● **THE EXERCISE**:
State only the number of lines that include "très".
↓
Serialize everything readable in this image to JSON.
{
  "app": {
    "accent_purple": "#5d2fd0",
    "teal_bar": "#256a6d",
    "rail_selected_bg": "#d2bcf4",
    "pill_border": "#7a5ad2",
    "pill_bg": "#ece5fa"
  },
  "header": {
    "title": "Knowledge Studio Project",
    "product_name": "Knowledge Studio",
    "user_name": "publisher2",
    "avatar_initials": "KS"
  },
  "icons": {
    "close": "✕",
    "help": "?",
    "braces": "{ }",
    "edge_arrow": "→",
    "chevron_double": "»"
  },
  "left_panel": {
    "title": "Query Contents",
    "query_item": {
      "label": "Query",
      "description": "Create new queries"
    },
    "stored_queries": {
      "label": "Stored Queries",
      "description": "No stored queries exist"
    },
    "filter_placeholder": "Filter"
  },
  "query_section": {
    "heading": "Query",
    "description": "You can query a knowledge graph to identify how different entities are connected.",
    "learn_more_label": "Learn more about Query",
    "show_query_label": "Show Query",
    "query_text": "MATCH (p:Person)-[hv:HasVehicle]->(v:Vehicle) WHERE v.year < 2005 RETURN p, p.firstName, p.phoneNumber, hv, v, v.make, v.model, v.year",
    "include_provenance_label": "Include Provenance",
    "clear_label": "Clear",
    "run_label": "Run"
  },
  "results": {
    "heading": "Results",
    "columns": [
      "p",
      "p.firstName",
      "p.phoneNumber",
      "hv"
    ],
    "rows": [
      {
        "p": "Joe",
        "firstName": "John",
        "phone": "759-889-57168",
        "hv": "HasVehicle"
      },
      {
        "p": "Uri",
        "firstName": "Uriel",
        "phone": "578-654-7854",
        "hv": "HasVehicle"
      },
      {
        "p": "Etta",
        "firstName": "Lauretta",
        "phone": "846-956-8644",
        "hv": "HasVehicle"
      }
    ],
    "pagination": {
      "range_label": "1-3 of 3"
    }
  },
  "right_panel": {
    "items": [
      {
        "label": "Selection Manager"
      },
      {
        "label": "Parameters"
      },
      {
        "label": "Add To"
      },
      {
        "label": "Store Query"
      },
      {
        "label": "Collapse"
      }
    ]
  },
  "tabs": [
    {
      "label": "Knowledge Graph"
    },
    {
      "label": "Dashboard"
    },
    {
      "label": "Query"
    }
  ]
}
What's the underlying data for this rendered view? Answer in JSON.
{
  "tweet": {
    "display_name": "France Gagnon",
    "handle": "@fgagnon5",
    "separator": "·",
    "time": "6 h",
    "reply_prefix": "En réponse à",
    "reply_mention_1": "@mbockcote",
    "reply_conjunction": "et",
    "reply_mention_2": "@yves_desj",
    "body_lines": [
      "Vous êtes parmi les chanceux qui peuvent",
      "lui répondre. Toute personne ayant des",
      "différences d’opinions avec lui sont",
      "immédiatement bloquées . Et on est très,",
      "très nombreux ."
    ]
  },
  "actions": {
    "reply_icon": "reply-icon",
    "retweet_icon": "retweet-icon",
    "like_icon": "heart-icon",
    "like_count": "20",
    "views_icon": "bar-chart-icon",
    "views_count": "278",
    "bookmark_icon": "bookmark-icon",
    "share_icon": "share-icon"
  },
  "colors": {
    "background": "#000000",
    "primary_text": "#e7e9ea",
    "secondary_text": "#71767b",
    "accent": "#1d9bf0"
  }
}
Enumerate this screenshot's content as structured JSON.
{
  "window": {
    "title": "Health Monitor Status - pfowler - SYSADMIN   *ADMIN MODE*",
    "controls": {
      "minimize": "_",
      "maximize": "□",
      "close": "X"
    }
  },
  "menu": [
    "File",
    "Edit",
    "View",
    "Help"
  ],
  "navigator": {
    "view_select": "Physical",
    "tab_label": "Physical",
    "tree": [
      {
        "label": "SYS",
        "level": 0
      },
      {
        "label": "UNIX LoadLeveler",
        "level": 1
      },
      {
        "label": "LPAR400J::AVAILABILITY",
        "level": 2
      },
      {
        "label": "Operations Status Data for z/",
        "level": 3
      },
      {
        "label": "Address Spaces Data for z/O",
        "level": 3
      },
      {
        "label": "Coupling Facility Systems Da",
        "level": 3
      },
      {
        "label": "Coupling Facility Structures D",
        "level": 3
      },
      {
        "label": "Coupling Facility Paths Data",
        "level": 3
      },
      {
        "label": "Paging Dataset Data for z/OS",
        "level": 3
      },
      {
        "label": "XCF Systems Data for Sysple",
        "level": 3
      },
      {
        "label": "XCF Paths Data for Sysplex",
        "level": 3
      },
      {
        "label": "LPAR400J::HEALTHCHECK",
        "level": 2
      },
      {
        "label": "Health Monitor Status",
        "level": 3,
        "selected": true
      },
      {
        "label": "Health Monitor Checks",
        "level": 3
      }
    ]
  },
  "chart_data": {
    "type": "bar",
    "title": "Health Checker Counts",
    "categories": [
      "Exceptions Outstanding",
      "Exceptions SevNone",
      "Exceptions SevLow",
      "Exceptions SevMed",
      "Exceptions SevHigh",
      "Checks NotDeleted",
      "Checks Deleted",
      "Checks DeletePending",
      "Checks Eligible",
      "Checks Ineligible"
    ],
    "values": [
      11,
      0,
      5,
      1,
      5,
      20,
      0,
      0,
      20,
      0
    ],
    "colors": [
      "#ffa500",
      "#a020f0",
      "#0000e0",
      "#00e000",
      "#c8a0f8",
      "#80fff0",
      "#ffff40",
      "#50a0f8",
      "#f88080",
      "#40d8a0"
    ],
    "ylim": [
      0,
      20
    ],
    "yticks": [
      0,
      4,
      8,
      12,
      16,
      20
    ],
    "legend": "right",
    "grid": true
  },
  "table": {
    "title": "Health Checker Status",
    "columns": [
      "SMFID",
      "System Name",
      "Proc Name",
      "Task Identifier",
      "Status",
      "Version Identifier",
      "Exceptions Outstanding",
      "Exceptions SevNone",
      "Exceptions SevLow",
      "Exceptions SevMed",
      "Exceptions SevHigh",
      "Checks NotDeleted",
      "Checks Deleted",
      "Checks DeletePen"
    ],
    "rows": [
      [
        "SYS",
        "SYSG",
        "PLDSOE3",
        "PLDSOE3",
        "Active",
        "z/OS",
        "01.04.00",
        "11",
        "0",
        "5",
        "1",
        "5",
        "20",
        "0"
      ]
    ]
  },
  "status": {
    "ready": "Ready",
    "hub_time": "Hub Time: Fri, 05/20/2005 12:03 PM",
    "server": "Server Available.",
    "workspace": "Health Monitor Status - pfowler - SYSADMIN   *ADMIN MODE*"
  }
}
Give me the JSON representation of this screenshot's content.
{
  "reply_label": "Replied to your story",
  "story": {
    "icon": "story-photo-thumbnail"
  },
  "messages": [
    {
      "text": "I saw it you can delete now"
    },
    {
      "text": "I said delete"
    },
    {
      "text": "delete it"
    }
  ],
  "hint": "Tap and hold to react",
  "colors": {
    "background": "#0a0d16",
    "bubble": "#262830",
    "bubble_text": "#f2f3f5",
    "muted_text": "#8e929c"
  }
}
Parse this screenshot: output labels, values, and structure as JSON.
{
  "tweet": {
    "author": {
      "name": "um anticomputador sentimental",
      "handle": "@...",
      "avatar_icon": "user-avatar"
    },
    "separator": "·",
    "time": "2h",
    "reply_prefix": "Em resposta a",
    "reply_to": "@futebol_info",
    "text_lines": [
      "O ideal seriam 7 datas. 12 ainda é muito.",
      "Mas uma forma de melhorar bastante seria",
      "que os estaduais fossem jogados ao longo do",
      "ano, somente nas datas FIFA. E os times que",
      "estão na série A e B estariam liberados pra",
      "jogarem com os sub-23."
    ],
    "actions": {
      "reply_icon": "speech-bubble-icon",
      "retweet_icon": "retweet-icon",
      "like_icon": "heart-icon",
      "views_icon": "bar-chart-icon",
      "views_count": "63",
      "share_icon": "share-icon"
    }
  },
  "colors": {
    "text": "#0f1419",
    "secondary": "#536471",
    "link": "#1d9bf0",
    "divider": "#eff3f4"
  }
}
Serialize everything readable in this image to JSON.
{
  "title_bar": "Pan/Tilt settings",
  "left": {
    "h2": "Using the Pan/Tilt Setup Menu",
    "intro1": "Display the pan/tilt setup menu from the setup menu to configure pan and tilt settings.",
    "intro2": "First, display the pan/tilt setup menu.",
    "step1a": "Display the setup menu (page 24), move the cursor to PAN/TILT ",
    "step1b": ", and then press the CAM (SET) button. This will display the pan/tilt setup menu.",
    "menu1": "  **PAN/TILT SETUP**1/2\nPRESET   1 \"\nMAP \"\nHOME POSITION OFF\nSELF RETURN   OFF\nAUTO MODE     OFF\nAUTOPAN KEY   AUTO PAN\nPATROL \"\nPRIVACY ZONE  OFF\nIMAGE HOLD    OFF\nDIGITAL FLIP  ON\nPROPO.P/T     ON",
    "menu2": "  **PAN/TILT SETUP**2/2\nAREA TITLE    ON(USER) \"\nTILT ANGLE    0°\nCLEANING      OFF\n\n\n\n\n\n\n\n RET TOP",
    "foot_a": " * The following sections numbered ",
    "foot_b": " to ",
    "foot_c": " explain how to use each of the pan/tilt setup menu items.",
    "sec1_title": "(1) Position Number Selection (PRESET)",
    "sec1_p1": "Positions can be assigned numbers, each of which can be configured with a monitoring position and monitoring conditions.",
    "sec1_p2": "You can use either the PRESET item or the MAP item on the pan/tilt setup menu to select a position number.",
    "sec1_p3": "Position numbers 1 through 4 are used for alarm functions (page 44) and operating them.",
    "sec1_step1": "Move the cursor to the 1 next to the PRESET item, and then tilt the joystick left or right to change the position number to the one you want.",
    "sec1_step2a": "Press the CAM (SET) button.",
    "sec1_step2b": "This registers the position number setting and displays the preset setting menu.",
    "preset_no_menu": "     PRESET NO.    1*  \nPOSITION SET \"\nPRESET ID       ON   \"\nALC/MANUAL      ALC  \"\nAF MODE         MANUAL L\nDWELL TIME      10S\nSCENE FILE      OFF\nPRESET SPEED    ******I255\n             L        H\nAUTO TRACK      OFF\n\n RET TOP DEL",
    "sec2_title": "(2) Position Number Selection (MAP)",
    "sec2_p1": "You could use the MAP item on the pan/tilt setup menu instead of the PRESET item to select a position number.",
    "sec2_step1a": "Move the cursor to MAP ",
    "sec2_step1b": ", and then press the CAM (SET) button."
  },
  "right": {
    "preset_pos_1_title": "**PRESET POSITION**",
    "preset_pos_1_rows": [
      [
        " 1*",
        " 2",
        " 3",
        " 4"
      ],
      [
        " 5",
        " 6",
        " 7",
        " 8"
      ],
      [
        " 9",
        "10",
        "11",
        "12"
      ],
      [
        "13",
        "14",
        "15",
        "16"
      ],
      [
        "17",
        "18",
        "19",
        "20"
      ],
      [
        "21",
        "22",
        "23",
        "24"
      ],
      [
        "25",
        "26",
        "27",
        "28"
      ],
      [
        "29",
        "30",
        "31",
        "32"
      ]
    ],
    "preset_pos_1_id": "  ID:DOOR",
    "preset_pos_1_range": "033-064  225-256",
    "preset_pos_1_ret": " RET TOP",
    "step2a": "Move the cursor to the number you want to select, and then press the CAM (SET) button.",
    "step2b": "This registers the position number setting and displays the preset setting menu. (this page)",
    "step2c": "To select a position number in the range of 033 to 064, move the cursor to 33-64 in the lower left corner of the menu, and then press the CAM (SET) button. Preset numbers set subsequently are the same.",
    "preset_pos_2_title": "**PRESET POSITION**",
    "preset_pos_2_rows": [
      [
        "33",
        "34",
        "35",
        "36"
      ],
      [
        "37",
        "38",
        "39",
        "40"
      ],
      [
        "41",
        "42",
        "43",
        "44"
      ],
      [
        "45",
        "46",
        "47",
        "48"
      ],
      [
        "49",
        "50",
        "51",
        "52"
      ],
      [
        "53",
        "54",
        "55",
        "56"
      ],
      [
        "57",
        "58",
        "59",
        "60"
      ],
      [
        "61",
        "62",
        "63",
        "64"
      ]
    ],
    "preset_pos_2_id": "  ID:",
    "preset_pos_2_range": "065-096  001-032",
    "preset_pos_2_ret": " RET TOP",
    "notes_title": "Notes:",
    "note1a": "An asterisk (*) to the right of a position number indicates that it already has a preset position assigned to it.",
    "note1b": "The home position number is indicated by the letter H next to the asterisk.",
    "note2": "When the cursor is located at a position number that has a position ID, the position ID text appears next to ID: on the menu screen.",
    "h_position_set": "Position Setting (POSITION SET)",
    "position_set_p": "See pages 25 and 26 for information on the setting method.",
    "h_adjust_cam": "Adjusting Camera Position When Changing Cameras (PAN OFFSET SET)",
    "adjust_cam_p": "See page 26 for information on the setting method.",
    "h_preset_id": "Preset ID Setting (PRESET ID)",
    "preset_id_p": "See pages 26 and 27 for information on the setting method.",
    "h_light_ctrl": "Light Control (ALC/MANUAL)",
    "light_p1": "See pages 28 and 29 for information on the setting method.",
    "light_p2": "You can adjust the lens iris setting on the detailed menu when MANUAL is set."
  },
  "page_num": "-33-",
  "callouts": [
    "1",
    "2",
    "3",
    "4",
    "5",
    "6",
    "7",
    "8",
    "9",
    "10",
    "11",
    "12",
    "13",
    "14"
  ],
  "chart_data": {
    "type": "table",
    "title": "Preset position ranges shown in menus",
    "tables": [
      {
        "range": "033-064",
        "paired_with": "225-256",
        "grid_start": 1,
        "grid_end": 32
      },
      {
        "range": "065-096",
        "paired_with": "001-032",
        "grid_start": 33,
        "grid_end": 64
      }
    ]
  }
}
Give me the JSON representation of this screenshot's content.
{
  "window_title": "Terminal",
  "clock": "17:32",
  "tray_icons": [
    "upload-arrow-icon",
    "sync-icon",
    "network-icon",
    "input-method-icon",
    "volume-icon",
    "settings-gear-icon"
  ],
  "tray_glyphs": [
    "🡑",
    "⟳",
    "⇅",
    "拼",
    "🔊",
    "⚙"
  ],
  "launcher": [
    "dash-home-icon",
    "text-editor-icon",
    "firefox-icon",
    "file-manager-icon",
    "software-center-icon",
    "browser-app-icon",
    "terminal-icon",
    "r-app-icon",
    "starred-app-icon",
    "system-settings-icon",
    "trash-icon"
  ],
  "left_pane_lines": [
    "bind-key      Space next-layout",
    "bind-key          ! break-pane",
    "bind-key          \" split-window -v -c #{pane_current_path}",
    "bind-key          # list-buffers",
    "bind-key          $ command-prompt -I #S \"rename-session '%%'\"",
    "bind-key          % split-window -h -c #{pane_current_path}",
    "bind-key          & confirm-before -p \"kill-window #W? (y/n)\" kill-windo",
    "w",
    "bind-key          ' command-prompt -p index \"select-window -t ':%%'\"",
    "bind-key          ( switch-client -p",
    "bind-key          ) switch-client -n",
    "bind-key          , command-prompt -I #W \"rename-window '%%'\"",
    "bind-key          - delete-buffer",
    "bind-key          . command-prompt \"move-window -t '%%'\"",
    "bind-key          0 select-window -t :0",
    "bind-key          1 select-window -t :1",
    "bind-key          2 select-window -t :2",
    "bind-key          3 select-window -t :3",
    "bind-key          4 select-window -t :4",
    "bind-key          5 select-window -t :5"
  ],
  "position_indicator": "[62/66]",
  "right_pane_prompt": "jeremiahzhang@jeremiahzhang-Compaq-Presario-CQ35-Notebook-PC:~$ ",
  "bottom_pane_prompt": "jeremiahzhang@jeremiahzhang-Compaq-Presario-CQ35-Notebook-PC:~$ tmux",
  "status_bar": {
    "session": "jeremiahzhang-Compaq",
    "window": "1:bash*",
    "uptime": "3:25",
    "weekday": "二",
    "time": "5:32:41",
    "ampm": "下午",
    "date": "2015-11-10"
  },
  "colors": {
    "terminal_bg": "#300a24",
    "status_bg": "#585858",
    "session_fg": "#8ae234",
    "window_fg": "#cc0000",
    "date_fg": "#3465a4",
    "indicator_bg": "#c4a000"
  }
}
↑
● **TASK RESULT**:
2